Retype each line exactly. Skip images.

--- START OF THE DATA ---

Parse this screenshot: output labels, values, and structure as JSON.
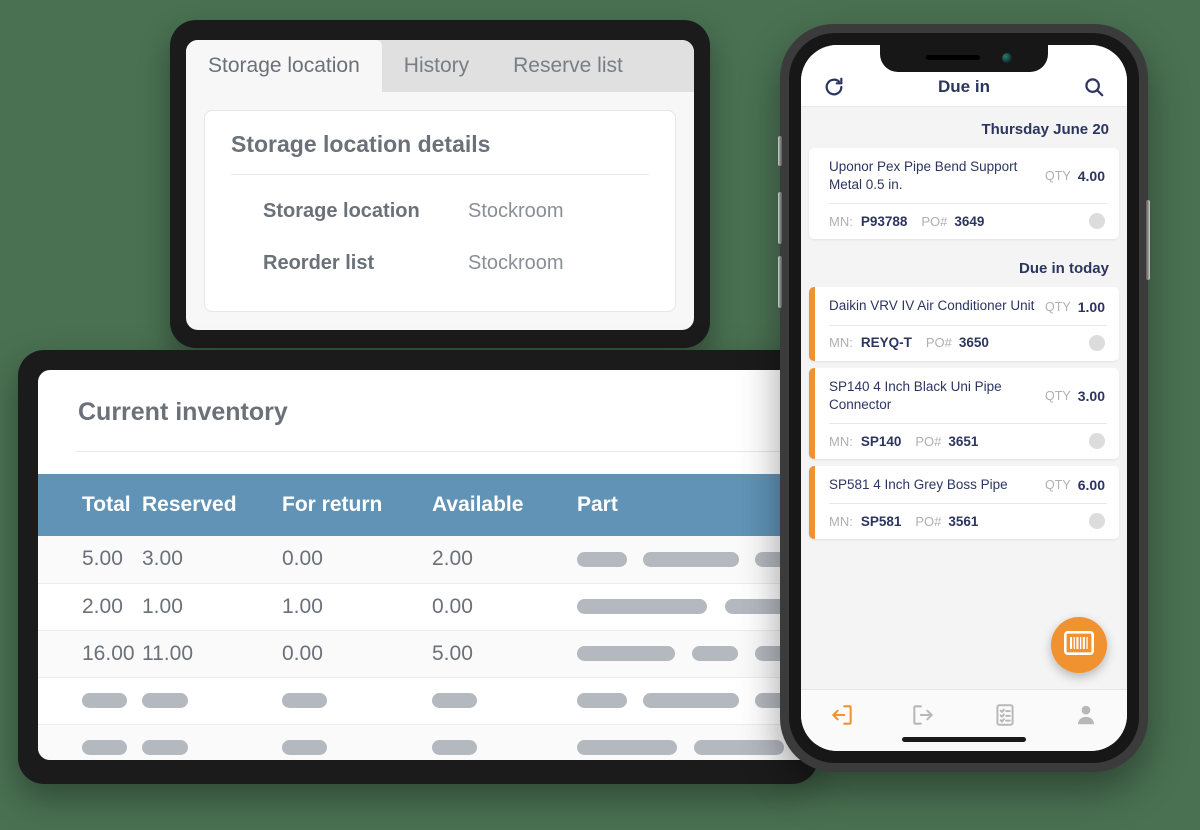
{
  "storage_card": {
    "tabs": [
      {
        "label": "Storage location",
        "active": true
      },
      {
        "label": "History",
        "active": false
      },
      {
        "label": "Reserve list",
        "active": false
      }
    ],
    "panel_title": "Storage location details",
    "fields": [
      {
        "label": "Storage location",
        "value": "Stockroom"
      },
      {
        "label": "Reorder list",
        "value": "Stockroom"
      }
    ]
  },
  "inventory_card": {
    "title": "Current inventory",
    "header_color": "#6093b5",
    "columns": [
      "Total",
      "Reserved",
      "For return",
      "Available",
      "Part"
    ],
    "rows": [
      {
        "total": "5.00",
        "reserved": "3.00",
        "for_return": "0.00",
        "available": "2.00",
        "part_placeholder": true
      },
      {
        "total": "2.00",
        "reserved": "1.00",
        "for_return": "1.00",
        "available": "0.00",
        "part_placeholder": true
      },
      {
        "total": "16.00",
        "reserved": "11.00",
        "for_return": "0.00",
        "available": "5.00",
        "part_placeholder": true
      },
      {
        "total": "",
        "reserved": "",
        "for_return": "",
        "available": "",
        "part_placeholder": true
      },
      {
        "total": "",
        "reserved": "",
        "for_return": "",
        "available": "",
        "part_placeholder": true
      }
    ]
  },
  "phone": {
    "accent_color": "#f0922f",
    "text_color": "#2c3560",
    "header": {
      "title": "Due in",
      "refresh_icon": "refresh-icon",
      "search_icon": "search-icon"
    },
    "sections": [
      {
        "heading": "Thursday June 20",
        "items": [
          {
            "name": "Uponor Pex Pipe Bend Support Metal 0.5 in.",
            "qty_label": "QTY",
            "qty": "4.00",
            "mn_label": "MN:",
            "mn": "P93788",
            "po_label": "PO#",
            "po": "3649",
            "accent_bar": false
          }
        ]
      },
      {
        "heading": "Due in today",
        "items": [
          {
            "name": "Daikin VRV IV Air Conditioner Unit",
            "qty_label": "QTY",
            "qty": "1.00",
            "mn_label": "MN:",
            "mn": "REYQ-T",
            "po_label": "PO#",
            "po": "3650",
            "accent_bar": true
          },
          {
            "name": "SP140 4 Inch Black Uni Pipe Connector",
            "qty_label": "QTY",
            "qty": "3.00",
            "mn_label": "MN:",
            "mn": "SP140",
            "po_label": "PO#",
            "po": "3651",
            "accent_bar": true
          },
          {
            "name": "SP581 4 Inch Grey Boss Pipe",
            "qty_label": "QTY",
            "qty": "6.00",
            "mn_label": "MN:",
            "mn": "SP581",
            "po_label": "PO#",
            "po": "3561",
            "accent_bar": true
          }
        ]
      }
    ],
    "fab": {
      "icon": "barcode-icon"
    },
    "bottom_nav": [
      {
        "icon": "arrow-into-box-icon",
        "active": true
      },
      {
        "icon": "arrow-out-of-box-icon",
        "active": false
      },
      {
        "icon": "checklist-document-icon",
        "active": false
      },
      {
        "icon": "person-icon",
        "active": false
      }
    ]
  }
}
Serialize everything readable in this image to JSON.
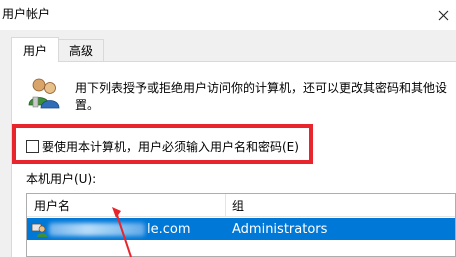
{
  "window": {
    "title": "用户帐户",
    "close_glyph": "✕"
  },
  "tabs": [
    {
      "label": "用户",
      "selected": true
    },
    {
      "label": "高级",
      "selected": false
    }
  ],
  "description": "用下列表授予或拒绝用户访问你的计算机，还可以更改其密码和其他设置。",
  "require_login_checkbox": {
    "label": "要使用本计算机，用户必须输入用户名和密码(E)",
    "checked": false
  },
  "user_list": {
    "label": "本机用户(U):",
    "columns": [
      "用户名",
      "组"
    ],
    "rows": [
      {
        "name_visible": "le.com",
        "group": "Administrators",
        "selected": true
      }
    ]
  },
  "annotation": {
    "highlight_color": "#e8252c"
  },
  "colors": {
    "selection": "#0078d7",
    "panel_bg": "#f0f0f0"
  }
}
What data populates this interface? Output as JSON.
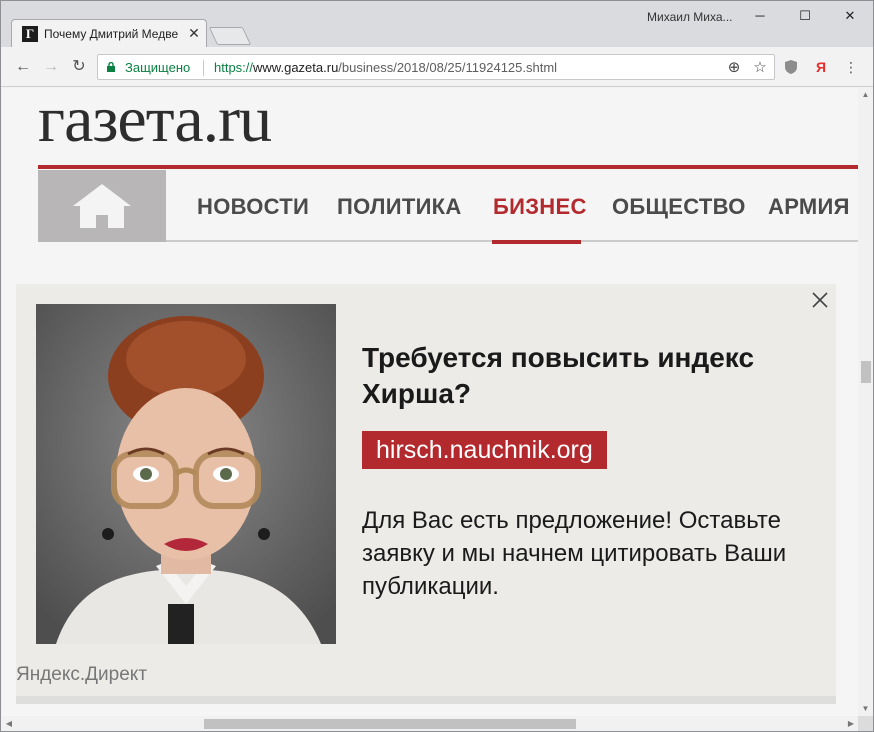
{
  "browser": {
    "tab": {
      "title": "Почему Дмитрий Медве",
      "favicon": "Г",
      "close": "✕"
    },
    "profile_name": "Михаил Миха...",
    "window_buttons": {
      "minimize": "─",
      "maximize": "☐",
      "close": "✕"
    },
    "nav": {
      "back": "←",
      "forward": "→",
      "reload": "↻"
    },
    "omnibox": {
      "secure_label": "Защищено",
      "url_scheme": "https://",
      "url_host": "www.gazeta.ru",
      "url_path": "/business/2018/08/25/11924125.shtml"
    },
    "icons": {
      "zoom": "⊕",
      "star": "☆",
      "yandex": "Я",
      "menu": "⋮"
    }
  },
  "site": {
    "logo": "газета.ru",
    "nav_items": [
      {
        "label": "НОВОСТИ"
      },
      {
        "label": "ПОЛИТИКА"
      },
      {
        "label": "БИЗНЕС",
        "active": true
      },
      {
        "label": "ОБЩЕСТВО"
      },
      {
        "label": "АРМИЯ"
      }
    ],
    "accent_color": "#b2292e"
  },
  "ad": {
    "title": "Требуется повысить индекс Хирша?",
    "link": "hirsch.nauchnik.org",
    "text": "Для Вас есть предложение! Оставьте заявку и мы начнем цитировать Ваши публикации.",
    "source": "Яндекс.Директ"
  },
  "scrollbar": {
    "up": "▲",
    "down": "▼",
    "left": "◀",
    "right": "▶"
  }
}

--- END OF THE DATA ---

**WRITTEN ANSWER**
Parse this screenshot: output labels, values, and structure as JSON.
{
  "storage_card": {
    "tabs": [
      {
        "label": "Storage location",
        "active": true
      },
      {
        "label": "History",
        "active": false
      },
      {
        "label": "Reserve list",
        "active": false
      }
    ],
    "panel_title": "Storage location details",
    "fields": [
      {
        "label": "Storage location",
        "value": "Stockroom"
      },
      {
        "label": "Reorder list",
        "value": "Stockroom"
      }
    ]
  },
  "inventory_card": {
    "title": "Current inventory",
    "header_color": "#6093b5",
    "columns": [
      "Total",
      "Reserved",
      "For return",
      "Available",
      "Part"
    ],
    "rows": [
      {
        "total": "5.00",
        "reserved": "3.00",
        "for_return": "0.00",
        "available": "2.00",
        "part_placeholder": true
      },
      {
        "total": "2.00",
        "reserved": "1.00",
        "for_return": "1.00",
        "available": "0.00",
        "part_placeholder": true
      },
      {
        "total": "16.00",
        "reserved": "11.00",
        "for_return": "0.00",
        "available": "5.00",
        "part_placeholder": true
      },
      {
        "total": "",
        "reserved": "",
        "for_return": "",
        "available": "",
        "part_placeholder": true
      },
      {
        "total": "",
        "reserved": "",
        "for_return": "",
        "available": "",
        "part_placeholder": true
      }
    ]
  },
  "phone": {
    "accent_color": "#f0922f",
    "text_color": "#2c3560",
    "header": {
      "title": "Due in",
      "refresh_icon": "refresh-icon",
      "search_icon": "search-icon"
    },
    "sections": [
      {
        "heading": "Thursday June 20",
        "items": [
          {
            "name": "Uponor Pex Pipe Bend Support Metal 0.5 in.",
            "qty_label": "QTY",
            "qty": "4.00",
            "mn_label": "MN:",
            "mn": "P93788",
            "po_label": "PO#",
            "po": "3649",
            "accent_bar": false
          }
        ]
      },
      {
        "heading": "Due in today",
        "items": [
          {
            "name": "Daikin VRV IV Air Conditioner Unit",
            "qty_label": "QTY",
            "qty": "1.00",
            "mn_label": "MN:",
            "mn": "REYQ-T",
            "po_label": "PO#",
            "po": "3650",
            "accent_bar": true
          },
          {
            "name": "SP140 4 Inch Black Uni Pipe Connector",
            "qty_label": "QTY",
            "qty": "3.00",
            "mn_label": "MN:",
            "mn": "SP140",
            "po_label": "PO#",
            "po": "3651",
            "accent_bar": true
          },
          {
            "name": "SP581 4 Inch Grey Boss Pipe",
            "qty_label": "QTY",
            "qty": "6.00",
            "mn_label": "MN:",
            "mn": "SP581",
            "po_label": "PO#",
            "po": "3561",
            "accent_bar": true
          }
        ]
      }
    ],
    "fab": {
      "icon": "barcode-icon"
    },
    "bottom_nav": [
      {
        "icon": "arrow-into-box-icon",
        "active": true
      },
      {
        "icon": "arrow-out-of-box-icon",
        "active": false
      },
      {
        "icon": "checklist-document-icon",
        "active": false
      },
      {
        "icon": "person-icon",
        "active": false
      }
    ]
  }
}
Serialize everything readable in this image to JSON.
{
  "window": {
    "title": "用户帐户",
    "close_glyph": "✕"
  },
  "tabs": [
    {
      "label": "用户",
      "selected": true
    },
    {
      "label": "高级",
      "selected": false
    }
  ],
  "description": "用下列表授予或拒绝用户访问你的计算机，还可以更改其密码和其他设置。",
  "require_login_checkbox": {
    "label": "要使用本计算机，用户必须输入用户名和密码(E)",
    "checked": false
  },
  "user_list": {
    "label": "本机用户(U):",
    "columns": [
      "用户名",
      "组"
    ],
    "rows": [
      {
        "name_visible": "le.com",
        "group": "Administrators",
        "selected": true
      }
    ]
  },
  "annotation": {
    "highlight_color": "#e8252c"
  },
  "colors": {
    "selection": "#0078d7",
    "panel_bg": "#f0f0f0"
  }
}
What data populates this interface? Output as JSON.
{
  "browser": {
    "tab": {
      "title": "Почему Дмитрий Медве",
      "favicon": "Г",
      "close": "✕"
    },
    "profile_name": "Михаил Миха...",
    "window_buttons": {
      "minimize": "─",
      "maximize": "☐",
      "close": "✕"
    },
    "nav": {
      "back": "←",
      "forward": "→",
      "reload": "↻"
    },
    "omnibox": {
      "secure_label": "Защищено",
      "url_scheme": "https://",
      "url_host": "www.gazeta.ru",
      "url_path": "/business/2018/08/25/11924125.shtml"
    },
    "icons": {
      "zoom": "⊕",
      "star": "☆",
      "yandex": "Я",
      "menu": "⋮"
    }
  },
  "site": {
    "logo": "газета.ru",
    "nav_items": [
      {
        "label": "НОВОСТИ"
      },
      {
        "label": "ПОЛИТИКА"
      },
      {
        "label": "БИЗНЕС",
        "active": true
      },
      {
        "label": "ОБЩЕСТВО"
      },
      {
        "label": "АРМИЯ"
      }
    ],
    "accent_color": "#b2292e"
  },
  "ad": {
    "title": "Требуется повысить индекс Хирша?",
    "link": "hirsch.nauchnik.org",
    "text": "Для Вас есть предложение! Оставьте заявку и мы начнем цитировать Ваши публикации.",
    "source": "Яндекс.Директ"
  },
  "scrollbar": {
    "up": "▲",
    "down": "▼",
    "left": "◀",
    "right": "▶"
  }
}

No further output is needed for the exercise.